**Selected extract:**
My first thing to do is to put myself on time out.

I generally have the capacity to deal with most difficult situations, I had a tough start to my journey and I learned from a young age the value of being able to adapt to any situation. I remember being hard on myself when I was young. Messing up anything even a small conversation brought me hours of self berating and lectures. I couldn’t understand it and I didn’t know how to process my emotions. I believe because I hadn’t learned how to do so in a hands on way but from watching other people it didn’t come to me naturally. At some point I realized I couldn’t have everything fall apart without trying to limit how things impact me. In emotionally overwhelming situations I give myself a time out. Time out consist of me walking away and intentionally not dealing with it at the moment. I once had my boss raise his voice at me for a misunderstanding. I believe he was frustrated with all he was dealing with, but I was put off by the conversation and tone. I remember sitting there my heart beating fast and welling up with emotions. I listened and said nothing. In that moment had I responded I may have lost my job. About ten minutes later, when my heart slowed down, I assessed what happened and observed that my boss was having a frustrating day. I was able to have a conversation that was productive and helpful to both my boss and myself. Time out can be a life saver for little ones but big ones too. My mother would always tell me as a child to think before I act at all times and I find myself sharing that with my little ones now. I feel like a time out is my way of actively following her advice.

**Data:**
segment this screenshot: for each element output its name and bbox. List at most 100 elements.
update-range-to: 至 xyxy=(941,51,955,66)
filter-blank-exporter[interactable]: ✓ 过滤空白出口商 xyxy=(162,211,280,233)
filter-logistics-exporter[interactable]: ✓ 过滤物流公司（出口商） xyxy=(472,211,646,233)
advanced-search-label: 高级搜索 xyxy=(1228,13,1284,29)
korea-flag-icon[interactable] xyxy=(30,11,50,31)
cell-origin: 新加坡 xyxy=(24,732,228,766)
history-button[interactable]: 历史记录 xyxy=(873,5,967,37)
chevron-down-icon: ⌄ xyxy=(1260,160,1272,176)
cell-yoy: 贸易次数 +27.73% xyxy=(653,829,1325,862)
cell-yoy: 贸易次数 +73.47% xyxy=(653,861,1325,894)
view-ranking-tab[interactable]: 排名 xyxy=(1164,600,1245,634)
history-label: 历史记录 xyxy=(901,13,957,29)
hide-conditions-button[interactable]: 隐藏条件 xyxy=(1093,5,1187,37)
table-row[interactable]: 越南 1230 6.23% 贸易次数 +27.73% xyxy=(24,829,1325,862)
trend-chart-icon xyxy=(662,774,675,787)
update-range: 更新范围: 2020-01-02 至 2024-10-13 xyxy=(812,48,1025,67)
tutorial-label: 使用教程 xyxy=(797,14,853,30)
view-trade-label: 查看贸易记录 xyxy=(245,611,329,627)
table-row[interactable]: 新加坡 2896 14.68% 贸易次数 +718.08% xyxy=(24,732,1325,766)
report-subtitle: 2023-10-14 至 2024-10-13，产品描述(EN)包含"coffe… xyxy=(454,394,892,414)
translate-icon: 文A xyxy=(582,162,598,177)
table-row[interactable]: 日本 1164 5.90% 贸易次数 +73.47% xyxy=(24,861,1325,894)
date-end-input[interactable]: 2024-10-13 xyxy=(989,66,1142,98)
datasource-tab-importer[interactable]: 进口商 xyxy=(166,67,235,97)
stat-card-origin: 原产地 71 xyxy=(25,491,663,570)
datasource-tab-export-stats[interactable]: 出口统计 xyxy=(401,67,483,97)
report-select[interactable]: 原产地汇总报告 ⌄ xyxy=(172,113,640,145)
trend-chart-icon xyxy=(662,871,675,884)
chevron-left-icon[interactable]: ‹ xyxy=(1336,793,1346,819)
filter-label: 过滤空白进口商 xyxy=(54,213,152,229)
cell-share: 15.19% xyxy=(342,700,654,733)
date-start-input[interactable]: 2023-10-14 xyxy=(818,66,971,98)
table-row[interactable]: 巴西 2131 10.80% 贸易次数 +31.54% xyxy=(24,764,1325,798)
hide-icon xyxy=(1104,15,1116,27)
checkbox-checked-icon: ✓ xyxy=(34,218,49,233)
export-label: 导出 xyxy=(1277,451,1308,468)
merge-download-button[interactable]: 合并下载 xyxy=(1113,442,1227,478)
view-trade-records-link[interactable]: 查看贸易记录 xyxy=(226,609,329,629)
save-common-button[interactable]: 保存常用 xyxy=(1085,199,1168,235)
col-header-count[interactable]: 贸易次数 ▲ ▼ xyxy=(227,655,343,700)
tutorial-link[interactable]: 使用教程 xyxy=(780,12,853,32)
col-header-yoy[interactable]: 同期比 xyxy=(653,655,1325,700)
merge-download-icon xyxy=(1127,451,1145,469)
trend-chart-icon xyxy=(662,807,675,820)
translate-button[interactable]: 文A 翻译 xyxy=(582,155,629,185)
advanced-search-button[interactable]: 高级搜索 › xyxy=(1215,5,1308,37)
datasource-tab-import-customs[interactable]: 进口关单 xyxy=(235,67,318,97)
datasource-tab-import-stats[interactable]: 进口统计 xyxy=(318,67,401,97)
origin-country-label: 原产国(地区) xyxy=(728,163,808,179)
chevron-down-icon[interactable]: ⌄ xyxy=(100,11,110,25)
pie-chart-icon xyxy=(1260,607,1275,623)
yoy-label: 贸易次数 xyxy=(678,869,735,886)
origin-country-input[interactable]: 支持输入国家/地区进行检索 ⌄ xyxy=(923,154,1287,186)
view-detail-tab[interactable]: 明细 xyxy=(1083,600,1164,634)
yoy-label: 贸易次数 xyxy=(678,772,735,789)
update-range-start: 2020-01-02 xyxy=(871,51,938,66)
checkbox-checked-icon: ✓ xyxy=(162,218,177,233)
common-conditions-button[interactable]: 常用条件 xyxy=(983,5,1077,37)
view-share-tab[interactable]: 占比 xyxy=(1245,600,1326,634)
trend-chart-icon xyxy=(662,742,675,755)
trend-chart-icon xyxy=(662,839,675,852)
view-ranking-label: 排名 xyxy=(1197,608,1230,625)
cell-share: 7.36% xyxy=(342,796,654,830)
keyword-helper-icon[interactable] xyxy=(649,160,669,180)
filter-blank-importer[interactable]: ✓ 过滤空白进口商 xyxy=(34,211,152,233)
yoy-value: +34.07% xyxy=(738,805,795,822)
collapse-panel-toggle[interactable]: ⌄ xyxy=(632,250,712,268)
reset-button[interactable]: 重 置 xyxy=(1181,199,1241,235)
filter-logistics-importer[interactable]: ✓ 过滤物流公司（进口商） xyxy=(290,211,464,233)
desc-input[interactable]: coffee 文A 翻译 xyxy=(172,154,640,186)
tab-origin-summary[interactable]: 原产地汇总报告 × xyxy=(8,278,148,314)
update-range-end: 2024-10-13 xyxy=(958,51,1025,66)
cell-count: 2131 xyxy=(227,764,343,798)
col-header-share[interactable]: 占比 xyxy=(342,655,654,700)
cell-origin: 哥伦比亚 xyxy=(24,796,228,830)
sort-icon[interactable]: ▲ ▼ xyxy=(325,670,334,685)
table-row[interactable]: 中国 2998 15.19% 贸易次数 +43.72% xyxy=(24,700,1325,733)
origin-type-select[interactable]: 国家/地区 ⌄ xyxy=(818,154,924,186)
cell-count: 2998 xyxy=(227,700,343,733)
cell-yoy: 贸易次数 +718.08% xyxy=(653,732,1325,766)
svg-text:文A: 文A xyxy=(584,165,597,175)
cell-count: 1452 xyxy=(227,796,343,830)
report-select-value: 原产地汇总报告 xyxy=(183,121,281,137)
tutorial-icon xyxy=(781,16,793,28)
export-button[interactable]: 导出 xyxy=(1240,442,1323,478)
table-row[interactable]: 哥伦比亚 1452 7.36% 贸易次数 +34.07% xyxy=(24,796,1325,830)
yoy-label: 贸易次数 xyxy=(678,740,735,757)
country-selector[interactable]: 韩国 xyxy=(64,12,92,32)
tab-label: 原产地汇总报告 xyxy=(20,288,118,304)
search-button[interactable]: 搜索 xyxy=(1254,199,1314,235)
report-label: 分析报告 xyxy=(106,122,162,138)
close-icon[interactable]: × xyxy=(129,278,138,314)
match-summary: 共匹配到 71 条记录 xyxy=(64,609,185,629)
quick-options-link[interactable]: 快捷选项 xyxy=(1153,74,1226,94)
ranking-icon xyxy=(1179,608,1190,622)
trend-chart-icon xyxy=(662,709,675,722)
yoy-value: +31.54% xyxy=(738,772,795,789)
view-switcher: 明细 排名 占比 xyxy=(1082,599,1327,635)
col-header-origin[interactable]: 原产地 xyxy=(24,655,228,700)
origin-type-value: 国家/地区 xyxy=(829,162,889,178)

**Task statement:**
For the passage on taking a time out, mark each statement yes or no depending on whether it agrees with the passage, and quote the words that decide it. (a) When the boss raised his voice, the writer answered right away. (b) A time out means walking away and intentionally not dealing with the situation at the moment. (c) The writer's father gave the advice to think before acting.

**Expected answer:**
(a) No: "I listened and said nothing."
(b) Yes: "Time out consist of me walking away and intentionally not dealing with it at the moment."
(c) No: "My mother would always tell me as a child to think before I act at all times"